#### [Goal of the exercise]
Return every line of the data below that includes the string "page".

#### [Data for the task]
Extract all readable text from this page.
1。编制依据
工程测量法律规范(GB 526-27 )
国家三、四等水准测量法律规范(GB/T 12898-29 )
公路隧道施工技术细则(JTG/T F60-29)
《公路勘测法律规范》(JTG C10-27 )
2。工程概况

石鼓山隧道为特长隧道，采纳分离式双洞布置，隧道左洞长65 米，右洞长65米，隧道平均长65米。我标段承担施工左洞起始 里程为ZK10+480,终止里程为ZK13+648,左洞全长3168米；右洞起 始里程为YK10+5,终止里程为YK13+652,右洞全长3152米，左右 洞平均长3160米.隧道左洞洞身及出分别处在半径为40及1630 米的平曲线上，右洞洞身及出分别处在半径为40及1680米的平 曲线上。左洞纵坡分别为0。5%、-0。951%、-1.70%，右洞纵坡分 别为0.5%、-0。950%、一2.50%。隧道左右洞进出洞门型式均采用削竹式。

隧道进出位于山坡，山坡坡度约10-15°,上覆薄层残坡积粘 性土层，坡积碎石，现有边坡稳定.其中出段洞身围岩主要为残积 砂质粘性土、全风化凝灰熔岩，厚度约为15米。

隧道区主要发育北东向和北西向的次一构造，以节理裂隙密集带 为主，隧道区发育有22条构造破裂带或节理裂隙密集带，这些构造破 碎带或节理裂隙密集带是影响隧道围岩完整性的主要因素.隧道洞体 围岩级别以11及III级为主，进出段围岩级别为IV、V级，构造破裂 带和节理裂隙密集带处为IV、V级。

...

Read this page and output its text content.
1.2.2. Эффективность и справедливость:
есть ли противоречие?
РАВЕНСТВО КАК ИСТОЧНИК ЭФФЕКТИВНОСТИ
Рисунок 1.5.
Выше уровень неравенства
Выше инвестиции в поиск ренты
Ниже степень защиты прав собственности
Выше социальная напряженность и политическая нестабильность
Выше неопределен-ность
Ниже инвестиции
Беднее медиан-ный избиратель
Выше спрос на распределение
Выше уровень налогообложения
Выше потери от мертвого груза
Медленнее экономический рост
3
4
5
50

#### [Expected answer]
Extract all readable text from this page.
Read this page and output its text content.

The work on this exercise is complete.